== Exercise directions ==
Below is a listing. Gather each line of it that contains "specific".

== Rows ==

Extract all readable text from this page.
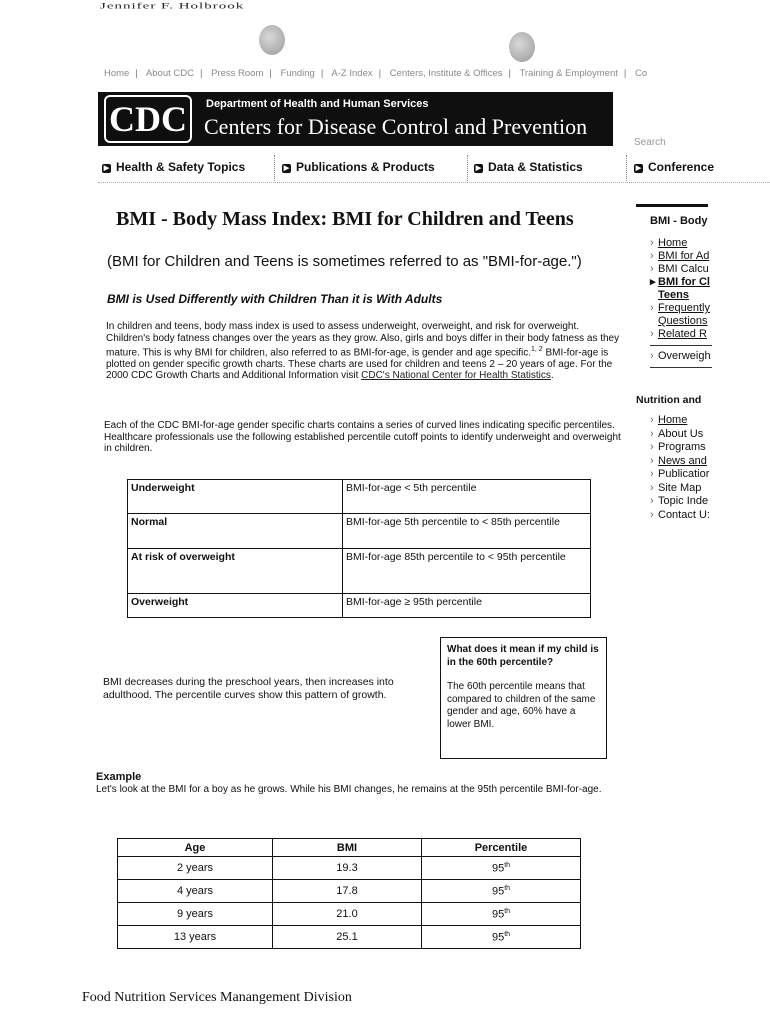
Jennifer F. Holbrook
Home | About CDC | Press Room | Funding | A-Z Index | Centers, Institute & Offices | Training & Employment | Co
CDC	Department of Health and Human Services
Centers for Disease Control and Prevention
Search
▶ Health & Safety Topics	▶ Publications & Products	▶ Data & Statistics	▶ Conference
BMI - Body Mass Index: BMI for Children and Teens
(BMI for Children and Teens is sometimes referred to as "BMI-for-age.")
BMI is Used Differently with Children Than it is With Adults
In children and teens, body mass index is used to assess underweight, overweight, and risk for overweight. Children's body fatness changes over the years as they grow. Also, girls and boys differ in their body fatness as they mature. This is why BMI for children, also referred to as BMI-for-age, is gender and age specific.$^{1, 2}$ BMI-for-age is plotted on gender specific growth charts. These charts are used for children and teens 2 – 20 years of age. For the 2000 CDC Growth Charts and Additional Information visit CDC's National Center for Health Statistics.
Each of the CDC BMI-for-age gender specific charts contains a series of curved lines indicating specific percentiles. Healthcare professionals use the following established percentile cutoff points to identify underweight and overweight in children.
Underweight	BMI-for-age < 5th percentile
Normal	BMI-for-age 5th percentile to < 85th percentile
At risk of overweight	BMI-for-age 85th percentile to < 95th percentile
Overweight	BMI-for-age ≥ 95th percentile
BMI decreases during the preschool years, then increases into adulthood. The percentile curves show this pattern of growth.
What does it mean if my child is in the 60th percentile?
The 60th percentile means that compared to children of the same gender and age, 60% have a lower BMI.
Example
Let's look at the BMI for a boy as he grows. While his BMI changes, he remains at the 95th percentile BMI-for-age.
Age	BMI	Percentile
2 years	19.3	95th
4 years	17.8	95th
9 years	21.0	95th
13 years	25.1	95th
Food Nutrition Services Manangement Division
BMI - Body
› Home
› BMI for Ad
› BMI Calcu
▸ BMI for Cl
Teens
› Frequently
Questions
› Related R
› Overweigh
Nutrition and
› Home
› About Us
› Programs
› News and
› Publicatior
› Site Map
› Topic Inde
› Contact U:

== Finished answer ==
In children and teens, body mass index is used to assess underweight, overweight, and risk for overweight. Children's body fatness changes over the years as they grow. Also, girls and boys differ in their body fatness as they mature. This is why BMI for children, also referred to as BMI-for-age, is gender and age specific.$^{1, 2}$ BMI-for-age is plotted on gender specific growth charts. These charts are used for children and teens 2 – 20 years of age. For the 2000 CDC Growth Charts and Additional Information visit CDC's National Center for Health Statistics.
Each of the CDC BMI-for-age gender specific charts contains a series of curved lines indicating specific percentiles. Healthcare professionals use the following established percentile cutoff points to identify underweight and overweight in children.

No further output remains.